» **Required task**: Output each line of the material exactly as it stands.

Excerpts from a figure dataset:
++++++
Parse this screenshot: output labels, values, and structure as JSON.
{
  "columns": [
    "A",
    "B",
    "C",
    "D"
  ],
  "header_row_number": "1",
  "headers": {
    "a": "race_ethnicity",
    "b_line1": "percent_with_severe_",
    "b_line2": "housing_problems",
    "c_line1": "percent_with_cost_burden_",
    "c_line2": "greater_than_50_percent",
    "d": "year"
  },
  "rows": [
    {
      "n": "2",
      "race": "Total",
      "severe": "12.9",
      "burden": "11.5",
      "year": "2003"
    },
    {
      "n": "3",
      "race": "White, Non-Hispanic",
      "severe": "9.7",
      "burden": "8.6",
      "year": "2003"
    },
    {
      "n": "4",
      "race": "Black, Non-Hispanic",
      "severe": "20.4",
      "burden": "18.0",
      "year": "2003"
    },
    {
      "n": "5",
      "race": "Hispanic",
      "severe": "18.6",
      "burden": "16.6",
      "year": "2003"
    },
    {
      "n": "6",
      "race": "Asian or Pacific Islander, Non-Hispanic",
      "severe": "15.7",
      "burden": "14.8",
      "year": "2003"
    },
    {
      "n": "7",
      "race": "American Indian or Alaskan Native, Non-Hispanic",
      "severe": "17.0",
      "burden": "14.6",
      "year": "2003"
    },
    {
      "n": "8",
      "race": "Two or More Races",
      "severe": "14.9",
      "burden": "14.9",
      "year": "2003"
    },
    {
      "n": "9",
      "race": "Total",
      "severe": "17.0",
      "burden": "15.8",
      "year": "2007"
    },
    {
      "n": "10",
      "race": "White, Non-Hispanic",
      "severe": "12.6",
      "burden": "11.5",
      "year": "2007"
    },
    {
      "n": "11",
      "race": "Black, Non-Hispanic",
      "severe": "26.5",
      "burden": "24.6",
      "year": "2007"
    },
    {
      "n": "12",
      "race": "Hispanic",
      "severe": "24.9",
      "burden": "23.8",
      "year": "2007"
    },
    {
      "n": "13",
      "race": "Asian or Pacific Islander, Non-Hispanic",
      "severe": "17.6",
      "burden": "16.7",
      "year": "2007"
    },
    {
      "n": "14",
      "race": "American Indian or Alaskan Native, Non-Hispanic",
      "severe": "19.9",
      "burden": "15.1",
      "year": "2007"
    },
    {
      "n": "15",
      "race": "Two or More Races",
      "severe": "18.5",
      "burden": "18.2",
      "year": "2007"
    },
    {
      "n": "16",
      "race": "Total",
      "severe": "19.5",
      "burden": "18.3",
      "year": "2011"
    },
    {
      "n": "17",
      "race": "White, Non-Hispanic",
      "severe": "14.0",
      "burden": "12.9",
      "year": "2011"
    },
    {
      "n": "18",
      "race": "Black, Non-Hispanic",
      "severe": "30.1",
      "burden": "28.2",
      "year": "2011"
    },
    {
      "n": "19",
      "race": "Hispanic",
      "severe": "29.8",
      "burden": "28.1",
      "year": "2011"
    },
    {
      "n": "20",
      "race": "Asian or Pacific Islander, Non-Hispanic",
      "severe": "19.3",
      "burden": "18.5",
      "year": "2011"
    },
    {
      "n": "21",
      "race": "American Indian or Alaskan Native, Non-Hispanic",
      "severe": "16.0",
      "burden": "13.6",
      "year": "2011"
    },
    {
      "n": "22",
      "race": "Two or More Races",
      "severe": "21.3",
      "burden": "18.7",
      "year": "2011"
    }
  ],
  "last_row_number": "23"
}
++++++
» **Final result**:
Parse this screenshot: output labels, values, and structure as JSON.
{
  "columns": [
    "A",
    "B",
    "C",
    "D"
  ],
  "header_row_number": "1",
  "headers": {
    "a": "race_ethnicity",
    "b_line1": "percent_with_severe_",
    "b_line2": "housing_problems",
    "c_line1": "percent_with_cost_burden_",
    "c_line2": "greater_than_50_percent",
    "d": "year"
  },
  "rows": [
    {
      "n": "2",
      "race": "Total",
      "severe": "12.9",
      "burden": "11.5",
      "year": "2003"
    },
    {
      "n": "3",
      "race": "White, Non-Hispanic",
      "severe": "9.7",
      "burden": "8.6",
      "year": "2003"
    },
    {
      "n": "4",
      "race": "Black, Non-Hispanic",
      "severe": "20.4",
      "burden": "18.0",
      "year": "2003"
    },
    {
      "n": "5",
      "race": "Hispanic",
      "severe": "18.6",
      "burden": "16.6",
      "year": "2003"
    },
    {
      "n": "6",
      "race": "Asian or Pacific Islander, Non-Hispanic",
      "severe": "15.7",
      "burden": "14.8",
      "year": "2003"
    },
    {
      "n": "7",
      "race": "American Indian or Alaskan Native, Non-Hispanic",
      "severe": "17.0",
      "burden": "14.6",
      "year": "2003"
    },
    {
      "n": "8",
      "race": "Two or More Races",
      "severe": "14.9",
      "burden": "14.9",
      "year": "2003"
    },
    {
      "n": "9",
      "race": "Total",
      "severe": "17.0",
      "burden": "15.8",
      "year": "2007"
    },
    {
      "n": "10",
      "race": "White, Non-Hispanic",
      "severe": "12.6",
      "burden": "11.5",
      "year": "2007"
    },
    {
      "n": "11",
      "race": "Black, Non-Hispanic",
      "severe": "26.5",
      "burden": "24.6",
      "year": "2007"
    },
    {
      "n": "12",
      "race": "Hispanic",
      "severe": "24.9",
      "burden": "23.8",
      "year": "2007"
    },
    {
      "n": "13",
      "race": "Asian or Pacific Islander, Non-Hispanic",
      "severe": "17.6",
      "burden": "16.7",
      "year": "2007"
    },
    {
      "n": "14",
      "race": "American Indian or Alaskan Native, Non-Hispanic",
      "severe": "19.9",
      "burden": "15.1",
      "year": "2007"
    },
    {
      "n": "15",
      "race": "Two or More Races",
      "severe": "18.5",
      "burden": "18.2",
      "year": "2007"
    },
    {
      "n": "16",
      "race": "Total",
      "severe": "19.5",
      "burden": "18.3",
      "year": "2011"
    },
    {
      "n": "17",
      "race": "White, Non-Hispanic",
      "severe": "14.0",
      "burden": "12.9",
      "year": "2011"
    },
    {
      "n": "18",
      "race": "Black, Non-Hispanic",
      "severe": "30.1",
      "burden": "28.2",
      "year": "2011"
    },
    {
      "n": "19",
      "race": "Hispanic",
      "severe": "29.8",
      "burden": "28.1",
      "year": "2011"
    },
    {
      "n": "20",
      "race": "Asian or Pacific Islander, Non-Hispanic",
      "severe": "19.3",
      "burden": "18.5",
      "year": "2011"
    },
    {
      "n": "21",
      "race": "American Indian or Alaskan Native, Non-Hispanic",
      "severe": "16.0",
      "burden": "13.6",
      "year": "2011"
    },
    {
      "n": "22",
      "race": "Two or More Races",
      "severe": "21.3",
      "burden": "18.7",
      "year": "2011"
    }
  ],
  "last_row_number": "23"
}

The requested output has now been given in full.